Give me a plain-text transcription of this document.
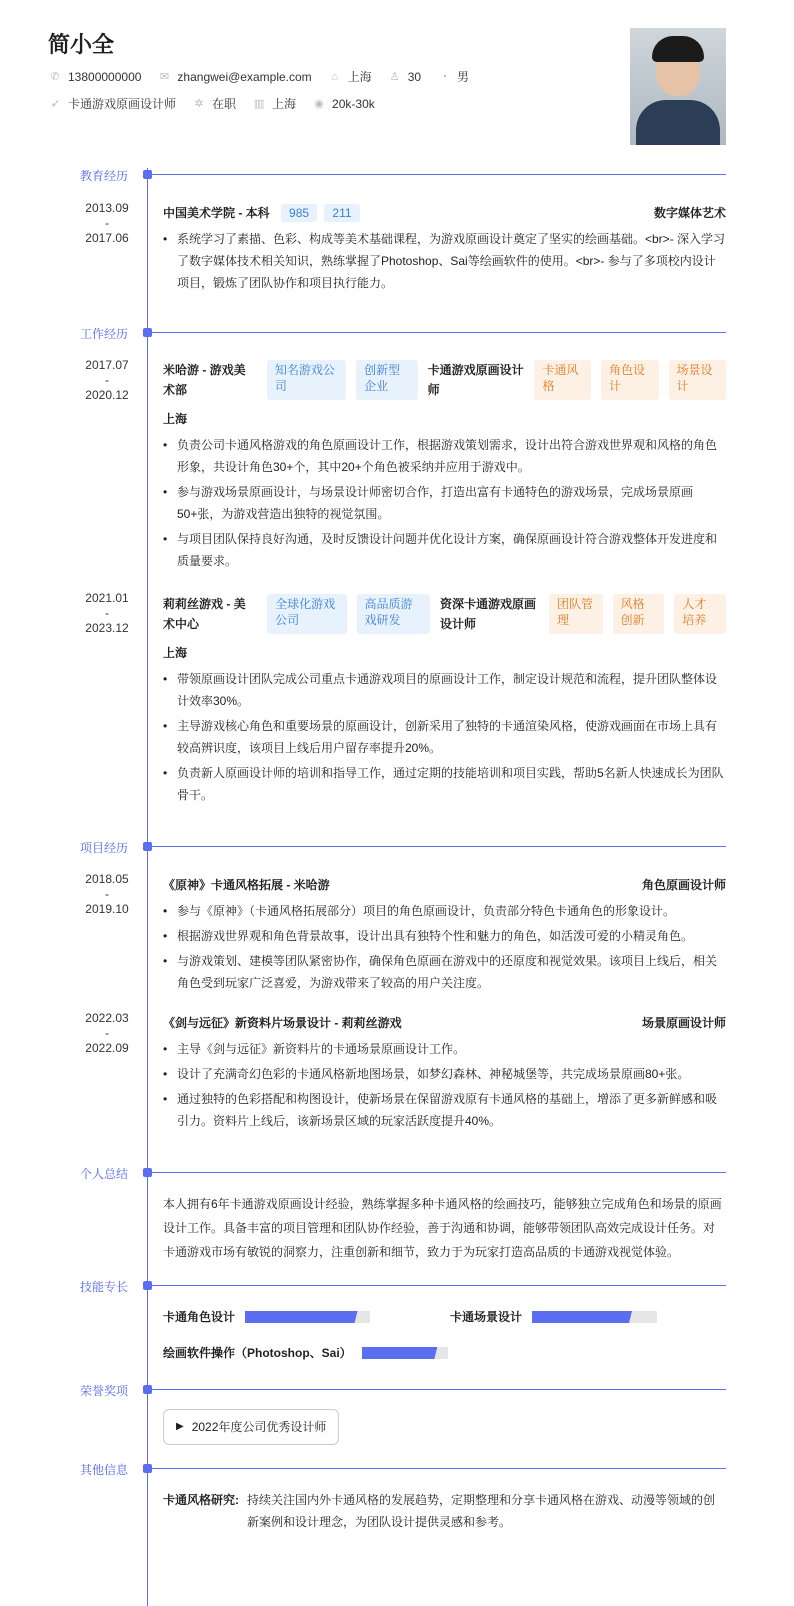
简小全
✆ 13800000000 ✉ zhangwei@example.com	⌂ 上海 ♙ 30	◔ 男
➶ 卡通游戏原画设计师 ✲ 在职 ▥ 上海 ◉ 20k-30k
教育经历
2013.09
-
2017.06
中国美术学院 - 本科 985 211	数字媒体艺术
• 系统学习了素描、色彩、构成等美术基础课程，为游戏原画设计奠定了坚实的绘画基础。<br>- 深入学习了数字媒体技术相关知识，熟练掌握了Photoshop、Sai等绘画软件的使用。<br>- 参与了多项校内设计项目，锻炼了团队协作和项目执行能力。
工作经历
2017.07
-
2020.12
米哈游 - 游戏美术部
知名游戏公司
创新型企业
卡通游戏原画设计师
卡通风格
角色设计
场景设计
上海
• 负责公司卡通风格游戏的角色原画设计工作，根据游戏策划需求，设计出符合游戏世界观和风格的角色形象，共设计角色30+个，其中20+个角色被采纳并应用于游戏中。
• 参与游戏场景原画设计，与场景设计师密切合作，打造出富有卡通特色的游戏场景，完成场景原画50+张，为游戏营造出独特的视觉氛围。
• 与项目团队保持良好沟通，及时反馈设计问题并优化设计方案，确保原画设计符合游戏整体开发进度和质量要求。
2021.01
-
2023.12
莉莉丝游戏 - 美术中心
全球化游戏公司
高品质游戏研发
资深卡通游戏原画设计师
团队管理
风格创新
人才培养
上海
• 带领原画设计团队完成公司重点卡通游戏项目的原画设计工作，制定设计规范和流程，提升团队整体设计效率30%。
• 主导游戏核心角色和重要场景的原画设计，创新采用了独特的卡通渲染风格，使游戏画面在市场上具有较高辨识度，该项目上线后用户留存率提升20%。
• 负责新人原画设计师的培训和指导工作，通过定期的技能培训和项目实践，帮助5名新人快速成长为团队骨干。
项目经历
2018.05
-
2019.10
《原神》卡通风格拓展 - 米哈游	角色原画设计师
• 参与《原神》（卡通风格拓展部分）项目的角色原画设计，负责部分特色卡通角色的形象设计。
• 根据游戏世界观和角色背景故事，设计出具有独特个性和魅力的角色，如活泼可爱的小精灵角色。
• 与游戏策划、建模等团队紧密协作，确保角色原画在游戏中的还原度和视觉效果。该项目上线后，相关角色受到玩家广泛喜爱，为游戏带来了较高的用户关注度。
2022.03
-
2022.09
《剑与远征》新资料片场景设计 - 莉莉丝游戏	场景原画设计师
• 主导《剑与远征》新资料片的卡通场景原画设计工作。
• 设计了充满奇幻色彩的卡通风格新地图场景，如梦幻森林、神秘城堡等，共完成场景原画80+张。
• 通过独特的色彩搭配和构图设计，使新场景在保留游戏原有卡通风格的基础上，增添了更多新鲜感和吸引力。资料片上线后，该新场景区域的玩家活跃度提升40%。
个人总结
本人拥有6年卡通游戏原画设计经验，熟练掌握多种卡通风格的绘画技巧，能够独立完成角色和场景的原画设计工作。具备丰富的项目管理和团队协作经验，善于沟通和协调，能够带领团队高效完成设计任务。对卡通游戏市场有敏锐的洞察力，注重创新和细节，致力于为玩家打造高品质的卡通游戏视觉体验。
技能专长
卡通角色设计	卡通场景设计
绘画软件操作（Photoshop、Sai）
荣誉奖项
▶ 2022年度公司优秀设计师
其他信息
卡通风格研究: 持续关注国内外卡通风格的发展趋势，定期整理和分享卡通风格在游戏、动漫等领域的创新案例和设计理念，为团队设计提供灵感和参考。
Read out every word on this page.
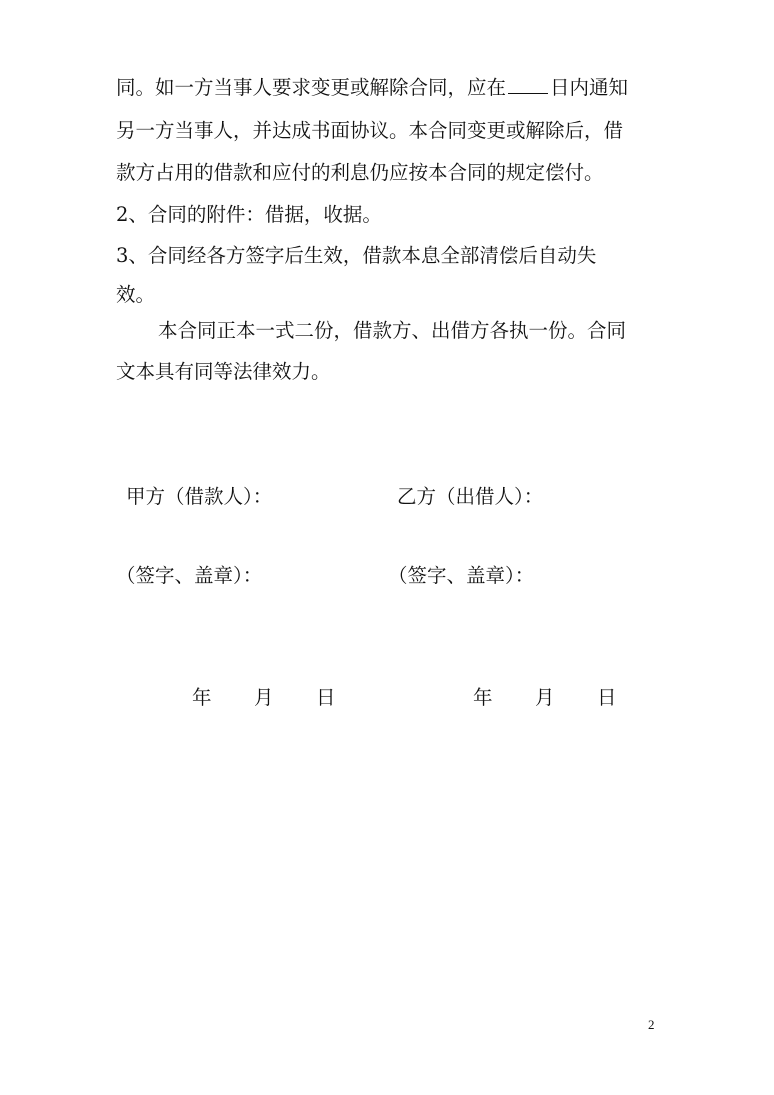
同。如一方当事人要求变更或解除合同，应在 日内通知
另一方当事人，并达成书面协议。本合同变更或解除后，借
款方占用的借款和应付的利息仍应按本合同的规定偿付。
2、合同的附件：借据，收据。
3、合同经各方签字后生效，借款本息全部清偿后自动失
效。
本合同正本一式二份，借款方、出借方各执一份。合同
文本具有同等法律效力。
甲方（借款人）：	乙方（出借人）：
（签字、盖章）：	（签字、盖章）：
年 月 日	年 月 日
2
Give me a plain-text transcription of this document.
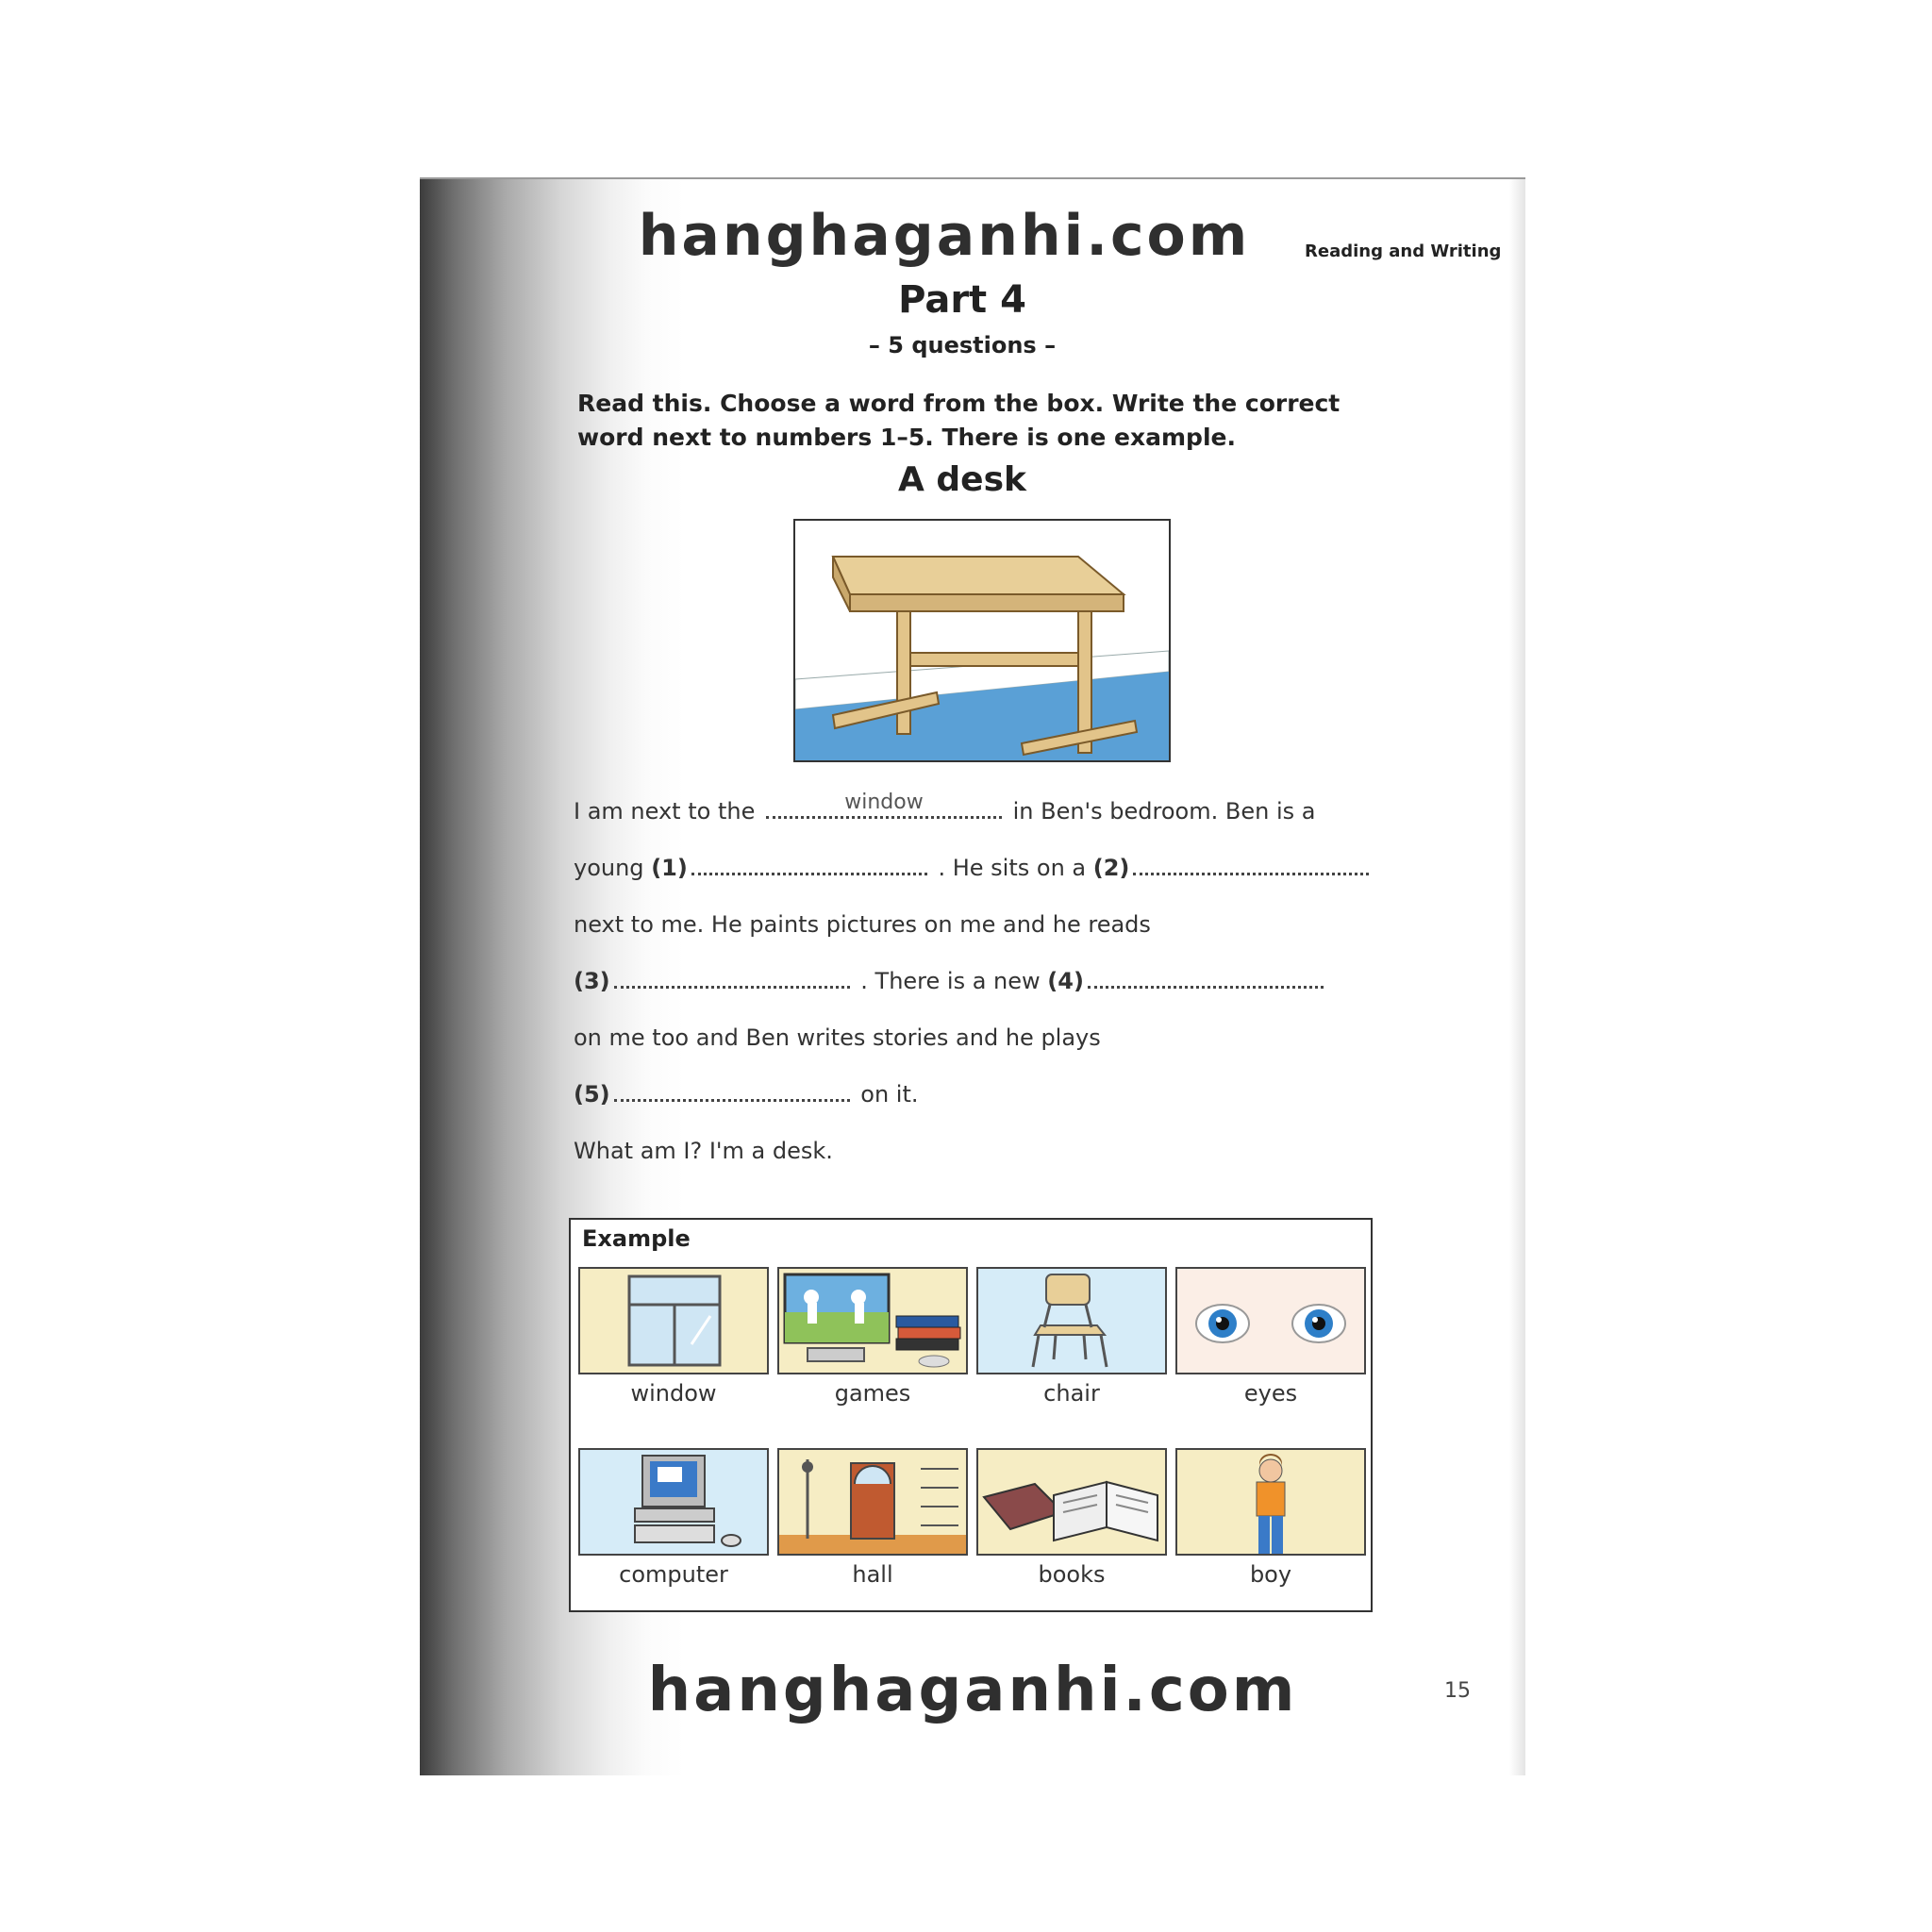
hanghaganhi.com	Reading and Writing
Part 4
– 5 questions –
Read this. Choose a word from the box. Write the correct word next to numbers 1–5. There is one example.
A desk
I am next to the	window	in Ben's bedroom. Ben is a
young (1)	. He sits on a (2)
next to me. He paints pictures on me and he reads
(3)	. There is a new (4)
on me too and Ben writes stories and he plays
(5)	on it.
What am I? I'm a desk.
Example
window	games	chair	eyes
computer	hall	books	boy
15
hanghaganhi.com
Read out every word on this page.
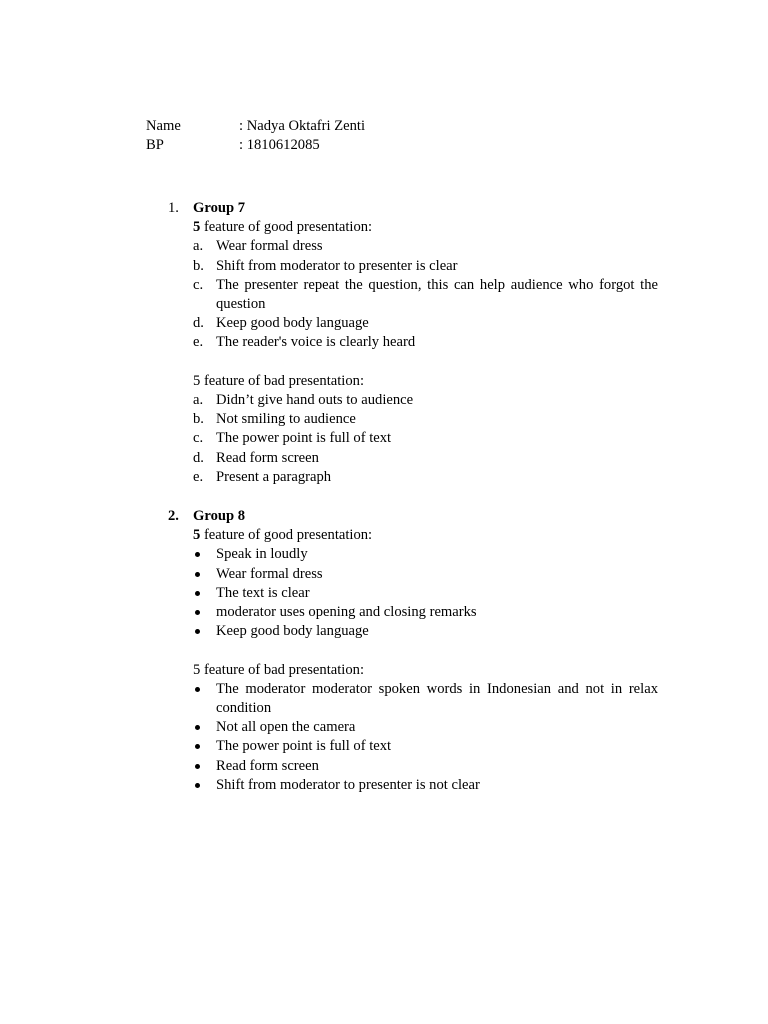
Name	: Nadya Oktafri Zenti
BP	: 1810612085
1. Group 7
5 feature of good presentation:
a. Wear formal dress
b. Shift from moderator to presenter is clear
c. The presenter repeat the question, this can help audience who forgot the question
d. Keep good body language
e. The reader's voice is clearly heard
5 feature of bad presentation:
a. Didn’t give hand outs to audience
b. Not smiling to audience
c. The power point is full of text
d. Read form screen
e. Present a paragraph
2. Group 8
5 feature of good presentation:
Speak in loudly
Wear formal dress
The text is clear
moderator uses opening and closing remarks
Keep good body language
5 feature of bad presentation:
The moderator moderator spoken words in Indonesian and not in relax condition
Not all open the camera
The power point is full of text
Read form screen
Shift from moderator to presenter is not clear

#####

## What you need to do
In the entries above, find lines with "hanghaganhi" and copy each.

## Solution to this exercise
hanghaganhi.com	Reading and Writing
hanghaganhi.com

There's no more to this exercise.